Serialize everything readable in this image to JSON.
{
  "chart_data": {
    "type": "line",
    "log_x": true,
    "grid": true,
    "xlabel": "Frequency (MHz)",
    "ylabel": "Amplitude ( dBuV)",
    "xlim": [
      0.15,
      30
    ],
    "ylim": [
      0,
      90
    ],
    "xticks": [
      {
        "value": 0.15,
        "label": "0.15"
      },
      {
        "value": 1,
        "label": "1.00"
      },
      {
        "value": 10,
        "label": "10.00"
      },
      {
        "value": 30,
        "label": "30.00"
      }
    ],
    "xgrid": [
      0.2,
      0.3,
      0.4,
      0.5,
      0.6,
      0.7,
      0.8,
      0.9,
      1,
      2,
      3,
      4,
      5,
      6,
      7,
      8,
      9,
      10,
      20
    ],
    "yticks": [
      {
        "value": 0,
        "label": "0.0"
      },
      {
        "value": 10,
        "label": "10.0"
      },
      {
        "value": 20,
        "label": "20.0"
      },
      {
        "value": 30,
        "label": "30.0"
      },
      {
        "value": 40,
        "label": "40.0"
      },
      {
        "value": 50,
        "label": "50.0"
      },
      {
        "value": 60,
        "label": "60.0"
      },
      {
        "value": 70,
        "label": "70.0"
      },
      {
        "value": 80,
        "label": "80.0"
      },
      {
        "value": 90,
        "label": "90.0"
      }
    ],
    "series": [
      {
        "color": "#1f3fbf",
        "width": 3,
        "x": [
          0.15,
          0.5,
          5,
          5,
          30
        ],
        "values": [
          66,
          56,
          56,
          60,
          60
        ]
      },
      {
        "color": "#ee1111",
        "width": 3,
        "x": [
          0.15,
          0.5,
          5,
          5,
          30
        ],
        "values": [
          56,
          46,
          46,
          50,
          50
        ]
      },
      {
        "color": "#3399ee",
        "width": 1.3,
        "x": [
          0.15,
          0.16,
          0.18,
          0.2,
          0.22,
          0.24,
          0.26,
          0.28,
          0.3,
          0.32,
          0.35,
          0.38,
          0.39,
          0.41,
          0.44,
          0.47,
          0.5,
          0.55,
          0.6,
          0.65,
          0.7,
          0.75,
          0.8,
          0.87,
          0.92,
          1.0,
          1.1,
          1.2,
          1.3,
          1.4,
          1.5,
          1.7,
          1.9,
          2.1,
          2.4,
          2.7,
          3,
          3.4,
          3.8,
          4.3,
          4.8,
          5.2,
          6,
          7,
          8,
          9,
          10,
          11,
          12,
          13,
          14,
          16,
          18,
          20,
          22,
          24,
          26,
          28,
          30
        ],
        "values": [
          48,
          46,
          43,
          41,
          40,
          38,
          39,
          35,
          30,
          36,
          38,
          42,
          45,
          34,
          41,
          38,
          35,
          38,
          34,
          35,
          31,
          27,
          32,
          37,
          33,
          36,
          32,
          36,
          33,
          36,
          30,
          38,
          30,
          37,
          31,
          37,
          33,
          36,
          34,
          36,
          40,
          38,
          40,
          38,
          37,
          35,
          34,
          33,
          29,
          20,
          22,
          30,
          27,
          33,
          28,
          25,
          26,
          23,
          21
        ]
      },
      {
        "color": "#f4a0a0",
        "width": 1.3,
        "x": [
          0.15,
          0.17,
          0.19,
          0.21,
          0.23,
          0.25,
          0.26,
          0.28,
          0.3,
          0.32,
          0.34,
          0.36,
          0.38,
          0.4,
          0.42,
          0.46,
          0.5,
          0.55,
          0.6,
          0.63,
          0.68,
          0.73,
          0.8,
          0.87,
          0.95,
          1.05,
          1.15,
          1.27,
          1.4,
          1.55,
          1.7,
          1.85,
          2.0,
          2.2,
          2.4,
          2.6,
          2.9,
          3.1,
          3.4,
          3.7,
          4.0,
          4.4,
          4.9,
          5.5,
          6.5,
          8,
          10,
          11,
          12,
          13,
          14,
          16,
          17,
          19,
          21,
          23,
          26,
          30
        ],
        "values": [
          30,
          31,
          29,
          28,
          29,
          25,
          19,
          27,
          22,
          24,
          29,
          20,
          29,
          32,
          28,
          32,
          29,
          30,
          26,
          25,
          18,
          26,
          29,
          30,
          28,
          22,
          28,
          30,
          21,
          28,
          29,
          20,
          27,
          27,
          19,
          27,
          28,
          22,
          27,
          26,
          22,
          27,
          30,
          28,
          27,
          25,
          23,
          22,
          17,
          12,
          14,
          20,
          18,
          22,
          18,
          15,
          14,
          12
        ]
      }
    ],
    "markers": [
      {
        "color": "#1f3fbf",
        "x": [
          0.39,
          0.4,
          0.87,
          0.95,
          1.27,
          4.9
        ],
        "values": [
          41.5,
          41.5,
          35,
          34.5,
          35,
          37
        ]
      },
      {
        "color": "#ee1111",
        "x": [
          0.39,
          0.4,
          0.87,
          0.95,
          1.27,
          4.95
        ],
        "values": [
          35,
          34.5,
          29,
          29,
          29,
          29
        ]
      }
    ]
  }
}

* * * * * * *

# TASK BRIEF:
Output the records above in their entirety, exactly.

# SOLVED EXERCISE:
Serialize everything readable in this image to JSON.
{
  "chart_data": {
    "type": "line",
    "log_x": true,
    "grid": true,
    "xlabel": "Frequency (MHz)",
    "ylabel": "Amplitude ( dBuV)",
    "xlim": [
      0.15,
      30
    ],
    "ylim": [
      0,
      90
    ],
    "xticks": [
      {
        "value": 0.15,
        "label": "0.15"
      },
      {
        "value": 1,
        "label": "1.00"
      },
      {
        "value": 10,
        "label": "10.00"
      },
      {
        "value": 30,
        "label": "30.00"
      }
    ],
    "xgrid": [
      0.2,
      0.3,
      0.4,
      0.5,
      0.6,
      0.7,
      0.8,
      0.9,
      1,
      2,
      3,
      4,
      5,
      6,
      7,
      8,
      9,
      10,
      20
    ],
    "yticks": [
      {
        "value": 0,
        "label": "0.0"
      },
      {
        "value": 10,
        "label": "10.0"
      },
      {
        "value": 20,
        "label": "20.0"
      },
      {
        "value": 30,
        "label": "30.0"
      },
      {
        "value": 40,
        "label": "40.0"
      },
      {
        "value": 50,
        "label": "50.0"
      },
      {
        "value": 60,
        "label": "60.0"
      },
      {
        "value": 70,
        "label": "70.0"
      },
      {
        "value": 80,
        "label": "80.0"
      },
      {
        "value": 90,
        "label": "90.0"
      }
    ],
    "series": [
      {
        "color": "#1f3fbf",
        "width": 3,
        "x": [
          0.15,
          0.5,
          5,
          5,
          30
        ],
        "values": [
          66,
          56,
          56,
          60,
          60
        ]
      },
      {
        "color": "#ee1111",
        "width": 3,
        "x": [
          0.15,
          0.5,
          5,
          5,
          30
        ],
        "values": [
          56,
          46,
          46,
          50,
          50
        ]
      },
      {
        "color": "#3399ee",
        "width": 1.3,
        "x": [
          0.15,
          0.16,
          0.18,
          0.2,
          0.22,
          0.24,
          0.26,
          0.28,
          0.3,
          0.32,
          0.35,
          0.38,
          0.39,
          0.41,
          0.44,
          0.47,
          0.5,
          0.55,
          0.6,
          0.65,
          0.7,
          0.75,
          0.8,
          0.87,
          0.92,
          1.0,
          1.1,
          1.2,
          1.3,
          1.4,
          1.5,
          1.7,
          1.9,
          2.1,
          2.4,
          2.7,
          3,
          3.4,
          3.8,
          4.3,
          4.8,
          5.2,
          6,
          7,
          8,
          9,
          10,
          11,
          12,
          13,
          14,
          16,
          18,
          20,
          22,
          24,
          26,
          28,
          30
        ],
        "values": [
          48,
          46,
          43,
          41,
          40,
          38,
          39,
          35,
          30,
          36,
          38,
          42,
          45,
          34,
          41,
          38,
          35,
          38,
          34,
          35,
          31,
          27,
          32,
          37,
          33,
          36,
          32,
          36,
          33,
          36,
          30,
          38,
          30,
          37,
          31,
          37,
          33,
          36,
          34,
          36,
          40,
          38,
          40,
          38,
          37,
          35,
          34,
          33,
          29,
          20,
          22,
          30,
          27,
          33,
          28,
          25,
          26,
          23,
          21
        ]
      },
      {
        "color": "#f4a0a0",
        "width": 1.3,
        "x": [
          0.15,
          0.17,
          0.19,
          0.21,
          0.23,
          0.25,
          0.26,
          0.28,
          0.3,
          0.32,
          0.34,
          0.36,
          0.38,
          0.4,
          0.42,
          0.46,
          0.5,
          0.55,
          0.6,
          0.63,
          0.68,
          0.73,
          0.8,
          0.87,
          0.95,
          1.05,
          1.15,
          1.27,
          1.4,
          1.55,
          1.7,
          1.85,
          2.0,
          2.2,
          2.4,
          2.6,
          2.9,
          3.1,
          3.4,
          3.7,
          4.0,
          4.4,
          4.9,
          5.5,
          6.5,
          8,
          10,
          11,
          12,
          13,
          14,
          16,
          17,
          19,
          21,
          23,
          26,
          30
        ],
        "values": [
          30,
          31,
          29,
          28,
          29,
          25,
          19,
          27,
          22,
          24,
          29,
          20,
          29,
          32,
          28,
          32,
          29,
          30,
          26,
          25,
          18,
          26,
          29,
          30,
          28,
          22,
          28,
          30,
          21,
          28,
          29,
          20,
          27,
          27,
          19,
          27,
          28,
          22,
          27,
          26,
          22,
          27,
          30,
          28,
          27,
          25,
          23,
          22,
          17,
          12,
          14,
          20,
          18,
          22,
          18,
          15,
          14,
          12
        ]
      }
    ],
    "markers": [
      {
        "color": "#1f3fbf",
        "x": [
          0.39,
          0.4,
          0.87,
          0.95,
          1.27,
          4.9
        ],
        "values": [
          41.5,
          41.5,
          35,
          34.5,
          35,
          37
        ]
      },
      {
        "color": "#ee1111",
        "x": [
          0.39,
          0.4,
          0.87,
          0.95,
          1.27,
          4.95
        ],
        "values": [
          35,
          34.5,
          29,
          29,
          29,
          29
        ]
      }
    ]
  }
}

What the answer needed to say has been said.